**WHAT TO WORK ON**
Using the listing below, extract each line that has the word "NtpClient" in it.

** begin EXERCISE INPUTS **

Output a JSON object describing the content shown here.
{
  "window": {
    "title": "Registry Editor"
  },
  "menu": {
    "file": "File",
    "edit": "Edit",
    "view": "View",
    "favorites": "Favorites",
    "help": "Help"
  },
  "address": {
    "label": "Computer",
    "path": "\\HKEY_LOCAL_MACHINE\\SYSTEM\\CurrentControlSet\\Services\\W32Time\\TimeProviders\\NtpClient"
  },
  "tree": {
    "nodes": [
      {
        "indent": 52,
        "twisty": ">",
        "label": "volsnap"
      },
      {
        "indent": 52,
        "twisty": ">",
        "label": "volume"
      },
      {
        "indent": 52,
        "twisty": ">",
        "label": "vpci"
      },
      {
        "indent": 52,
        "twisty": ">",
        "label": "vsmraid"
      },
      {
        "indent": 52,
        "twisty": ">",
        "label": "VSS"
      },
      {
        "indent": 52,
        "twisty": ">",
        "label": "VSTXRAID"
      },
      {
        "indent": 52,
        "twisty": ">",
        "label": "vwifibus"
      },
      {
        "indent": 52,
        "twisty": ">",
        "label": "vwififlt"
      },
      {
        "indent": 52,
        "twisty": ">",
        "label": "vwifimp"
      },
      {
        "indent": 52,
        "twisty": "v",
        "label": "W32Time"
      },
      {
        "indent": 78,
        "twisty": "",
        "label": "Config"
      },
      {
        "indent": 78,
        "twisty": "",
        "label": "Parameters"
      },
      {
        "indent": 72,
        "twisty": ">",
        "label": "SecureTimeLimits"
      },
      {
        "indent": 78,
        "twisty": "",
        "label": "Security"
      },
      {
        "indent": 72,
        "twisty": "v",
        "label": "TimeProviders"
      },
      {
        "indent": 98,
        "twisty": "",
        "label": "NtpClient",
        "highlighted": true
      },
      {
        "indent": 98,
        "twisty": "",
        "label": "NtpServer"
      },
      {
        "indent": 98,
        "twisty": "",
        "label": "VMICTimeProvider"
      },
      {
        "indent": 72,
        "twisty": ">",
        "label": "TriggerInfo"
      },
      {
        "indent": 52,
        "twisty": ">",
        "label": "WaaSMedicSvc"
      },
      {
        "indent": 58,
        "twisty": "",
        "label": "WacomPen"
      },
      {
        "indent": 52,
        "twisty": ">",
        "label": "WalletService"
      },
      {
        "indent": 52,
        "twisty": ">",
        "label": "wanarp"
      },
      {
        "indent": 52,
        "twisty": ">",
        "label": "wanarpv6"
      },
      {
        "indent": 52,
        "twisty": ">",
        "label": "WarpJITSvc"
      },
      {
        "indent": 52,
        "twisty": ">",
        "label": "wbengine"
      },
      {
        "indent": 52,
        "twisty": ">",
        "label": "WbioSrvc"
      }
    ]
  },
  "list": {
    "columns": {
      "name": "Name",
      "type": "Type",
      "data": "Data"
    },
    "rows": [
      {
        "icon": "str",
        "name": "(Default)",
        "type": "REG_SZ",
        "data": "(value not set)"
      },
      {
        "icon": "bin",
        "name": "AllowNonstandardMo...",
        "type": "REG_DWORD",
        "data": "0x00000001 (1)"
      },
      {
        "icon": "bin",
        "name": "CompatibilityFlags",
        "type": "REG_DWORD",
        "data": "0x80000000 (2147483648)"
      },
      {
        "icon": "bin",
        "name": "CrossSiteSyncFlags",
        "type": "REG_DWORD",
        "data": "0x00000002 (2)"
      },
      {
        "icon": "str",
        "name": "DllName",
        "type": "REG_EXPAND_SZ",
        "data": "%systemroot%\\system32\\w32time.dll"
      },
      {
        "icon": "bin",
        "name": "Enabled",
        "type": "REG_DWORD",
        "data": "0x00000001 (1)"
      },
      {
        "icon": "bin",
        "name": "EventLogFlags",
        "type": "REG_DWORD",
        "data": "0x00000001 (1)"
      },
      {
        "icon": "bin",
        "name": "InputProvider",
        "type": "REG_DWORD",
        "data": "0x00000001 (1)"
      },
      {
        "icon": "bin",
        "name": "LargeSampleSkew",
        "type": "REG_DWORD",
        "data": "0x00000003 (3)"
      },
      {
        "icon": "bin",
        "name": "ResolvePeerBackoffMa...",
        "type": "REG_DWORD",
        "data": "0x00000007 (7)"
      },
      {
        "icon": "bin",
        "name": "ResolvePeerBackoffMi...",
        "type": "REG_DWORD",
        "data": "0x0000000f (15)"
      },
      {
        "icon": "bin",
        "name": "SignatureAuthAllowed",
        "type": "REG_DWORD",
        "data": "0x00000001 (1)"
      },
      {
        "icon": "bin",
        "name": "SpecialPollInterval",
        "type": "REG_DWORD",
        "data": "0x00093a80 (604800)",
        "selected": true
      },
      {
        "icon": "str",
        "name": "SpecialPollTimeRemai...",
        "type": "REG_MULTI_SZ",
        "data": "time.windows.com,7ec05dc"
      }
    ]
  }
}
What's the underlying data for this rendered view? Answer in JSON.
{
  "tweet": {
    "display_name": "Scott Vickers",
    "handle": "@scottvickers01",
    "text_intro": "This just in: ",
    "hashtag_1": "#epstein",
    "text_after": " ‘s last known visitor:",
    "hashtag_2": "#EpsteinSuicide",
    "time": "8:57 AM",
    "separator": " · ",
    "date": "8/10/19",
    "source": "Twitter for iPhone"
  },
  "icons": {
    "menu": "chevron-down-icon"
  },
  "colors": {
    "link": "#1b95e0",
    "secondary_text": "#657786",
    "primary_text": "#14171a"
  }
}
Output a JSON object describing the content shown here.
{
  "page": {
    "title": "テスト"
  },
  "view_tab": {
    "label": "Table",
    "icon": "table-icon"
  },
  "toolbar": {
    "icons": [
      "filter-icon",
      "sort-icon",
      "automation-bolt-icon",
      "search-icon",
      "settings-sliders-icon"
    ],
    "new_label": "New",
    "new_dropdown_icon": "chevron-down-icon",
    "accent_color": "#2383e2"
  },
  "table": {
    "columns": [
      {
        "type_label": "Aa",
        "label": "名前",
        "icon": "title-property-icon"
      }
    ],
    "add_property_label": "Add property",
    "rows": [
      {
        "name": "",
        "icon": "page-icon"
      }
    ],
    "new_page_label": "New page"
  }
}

** end EXERCISE INPUTS **

**WRITTEN RESPONSE**
    "path": "\\HKEY_LOCAL_MACHINE\\SYSTEM\\CurrentControlSet\\Services\\W32Time\\TimeProviders\\NtpClient"
        "label": "NtpClient",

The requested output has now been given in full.